## [Task prompt]
Among the lines of this listing, determine how many contain the string "Carles". Answer with the number only.

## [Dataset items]

--- START ---

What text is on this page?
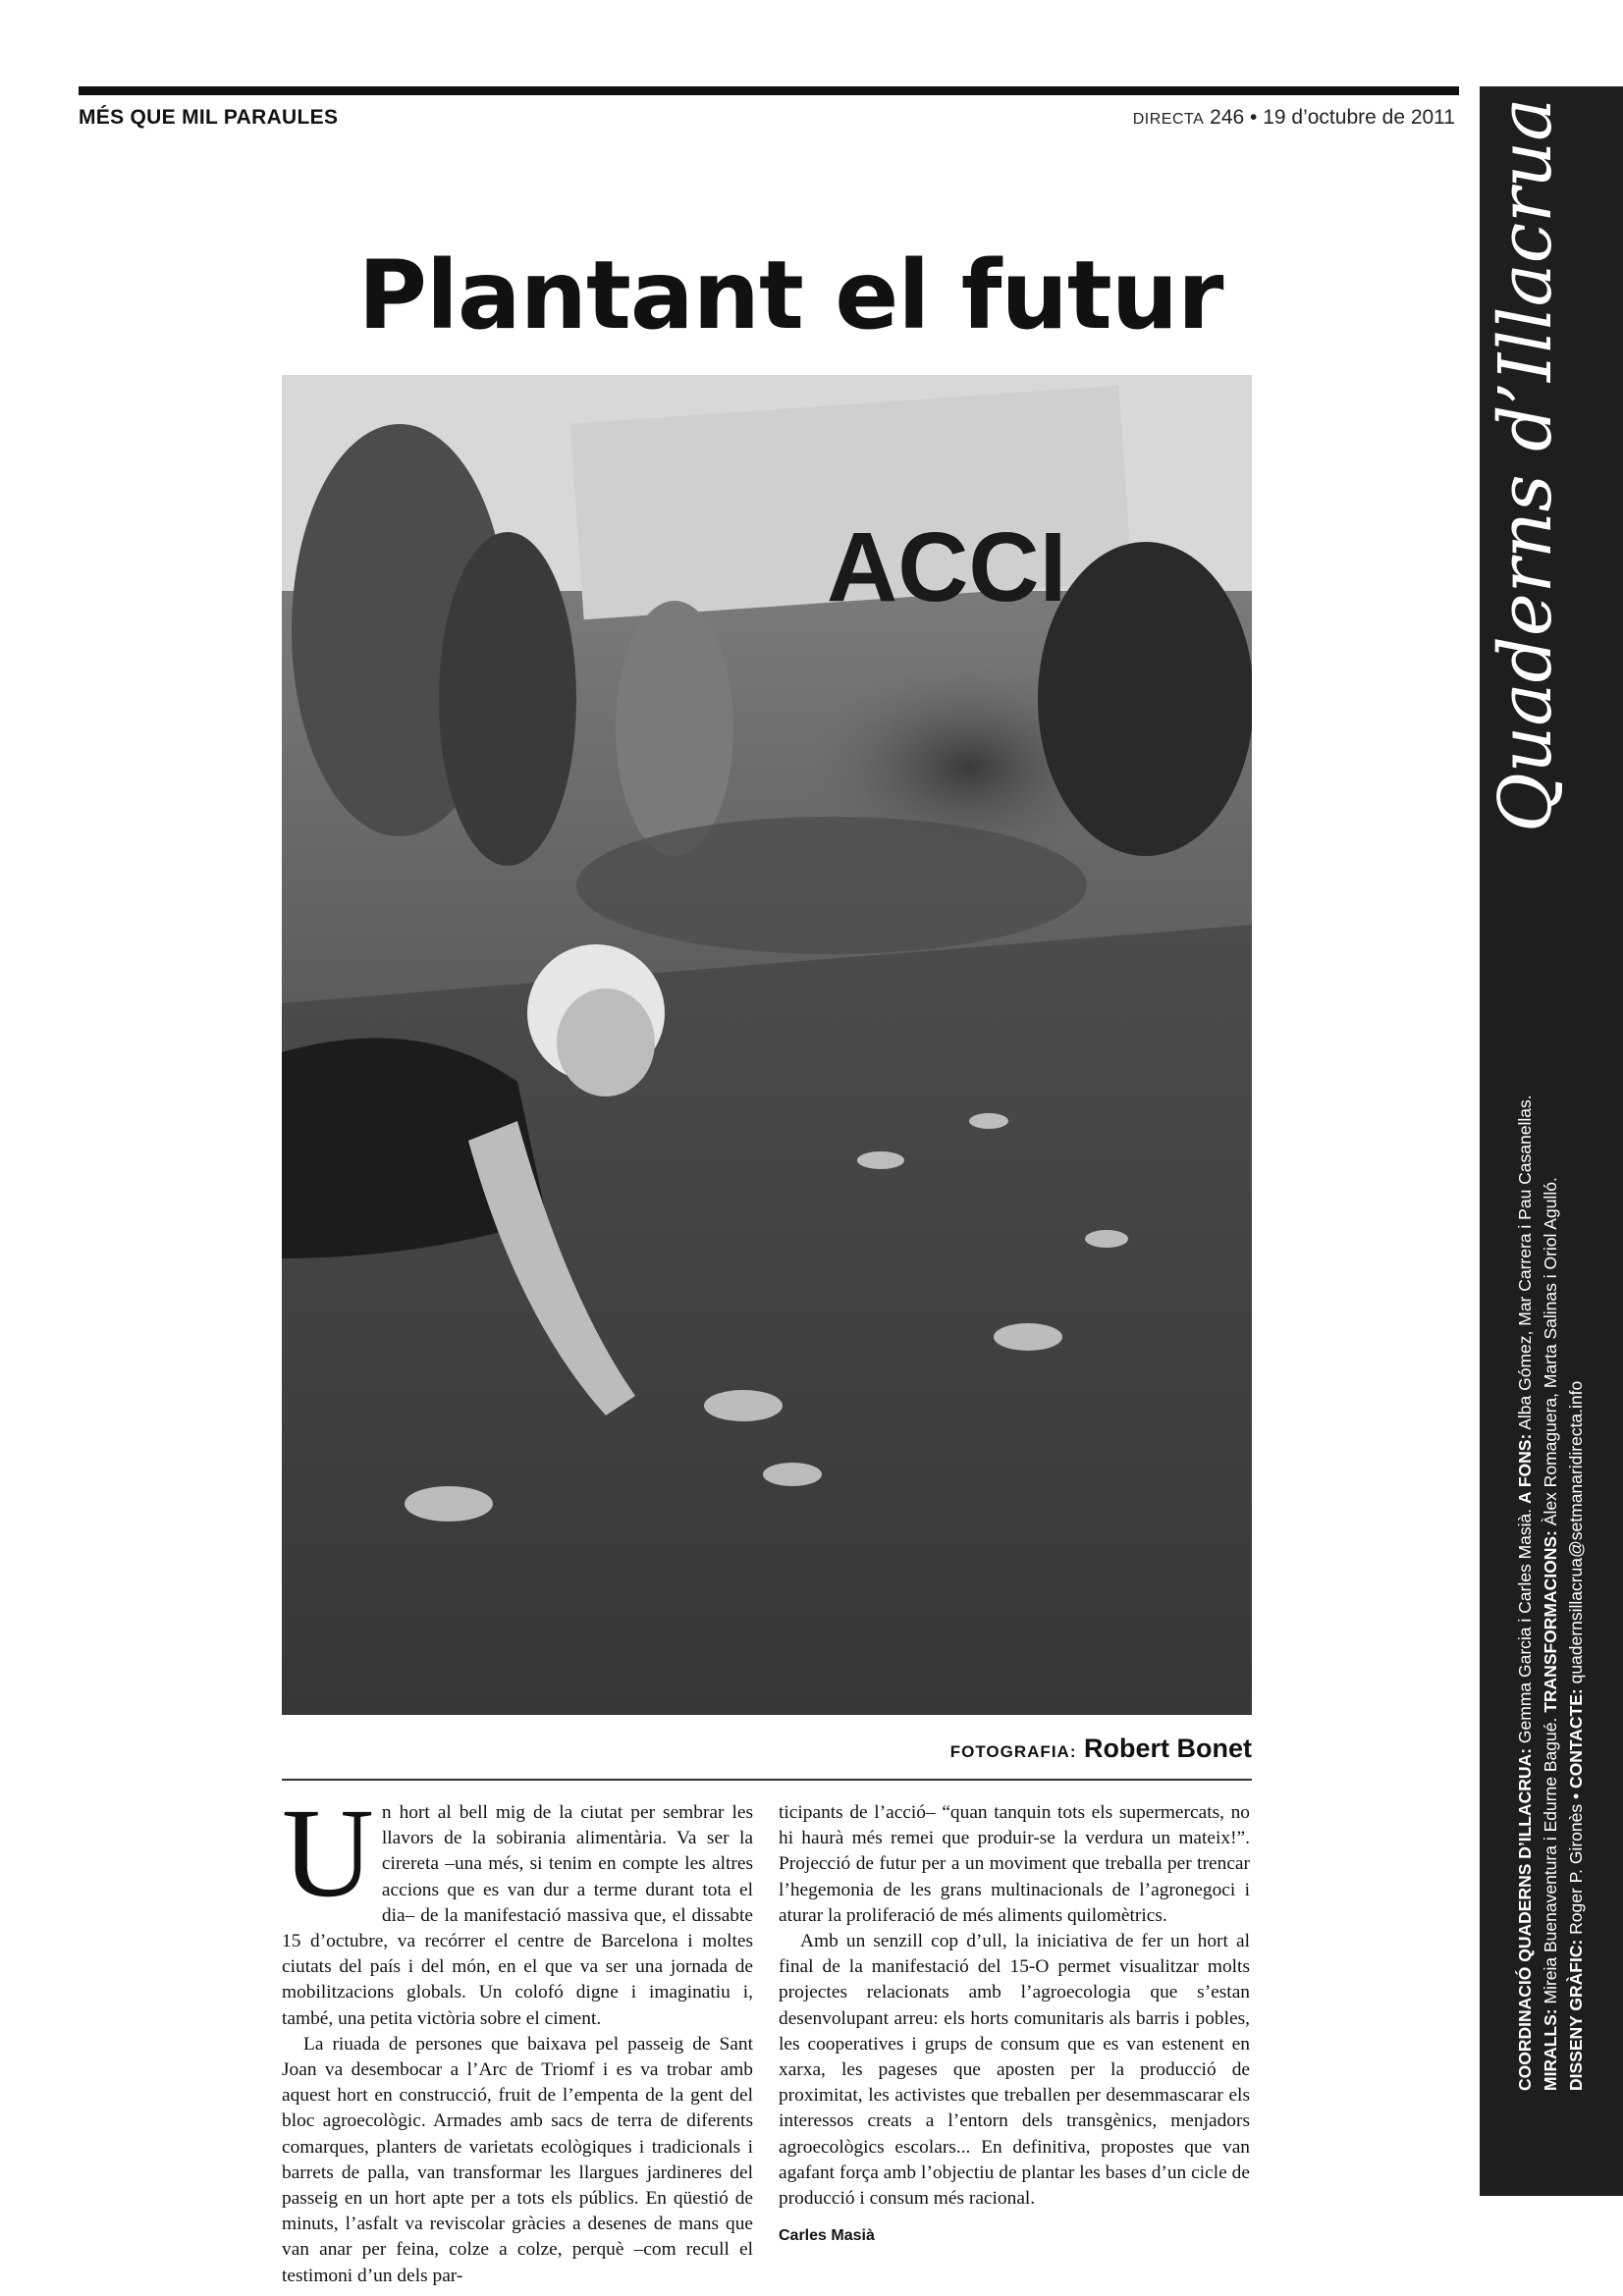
MÉS QUE MIL PARAULES	DIRECTA 246 • 19 d’octubre de 2011 Quaderns d’Illacrua
COORDINACIÓ QUADERNS D’ILLACRUA: Gemma Garcia i Carles Masià. A FONS: Alba Gómez, Mar Carrera i Pau Casanellas.
MIRALLS: Mireia Buenaventura i Edurne Bagué. TRANSFORMACIONS: Àlex Romaguera, Marta Salinas i Oriol Agulló.
DISSENY GRÀFIC: Roger P. Gironès • CONTACTE: quadernsillacrua@setmanaridirecta.info
Plantant el futur
ACCI
FOTOGRAFIA: Robert Bonet

Un hort al bell mig de la ciutat per sembrar les llavors de la sobirania alimentària. Va ser la cirereta –una més, si tenim en compte les altres accions que es van dur a terme durant tota el dia– de la manifestació massiva que, el dissabte 15 d’octubre, va recórrer el centre de Barcelona i moltes ciutats del país i del món, en el que va ser una jornada de mobilitzacions globals. Un colofó digne i imaginatiu i, també, una petita victòria sobre el ciment.

La riuada de persones que baixava pel passeig de Sant Joan va desembocar a l’Arc de Triomf i es va trobar amb aquest hort en construcció, fruit de l’empenta de la gent del bloc agroecològic. Armades amb sacs de terra de diferents comarques, planters de varietats ecològiques i tradicionals i barrets de palla, van transformar les llargues jardineres del passeig en un hort apte per a tots els públics. En qüestió de minuts, l’asfalt va reviscolar gràcies a desenes de mans que van anar per feina, colze a colze, perquè –com recull el testimoni d’un dels par-

ticipants de l’acció– “quan tanquin tots els supermercats, no hi haurà més remei que produir-se la verdura un mateix!”. Projecció de futur per a un moviment que treballa per trencar l’hegemonia de les grans multinacionals de l’agronegoci i aturar la proliferació de més aliments quilomètrics.

Amb un senzill cop d’ull, la iniciativa de fer un hort al final de la manifestació del 15-O permet visualitzar molts projectes relacionats amb l’agroecologia que s’estan desenvolupant arreu: els horts comunitaris als barris i pobles, les cooperatives i grups de consum que es van estenent en xarxa, les pageses que aposten per la producció de proximitat, les activistes que treballen per desemmascarar els interessos creats a l’entorn dels transgènics, menjadors agroecològics escolars... En definitiva, propostes que van agafant força amb l’objectiu de plantar les bases d’un cicle de producció i consum més racional.

Carles Masià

--- END ---

## [Full response]
2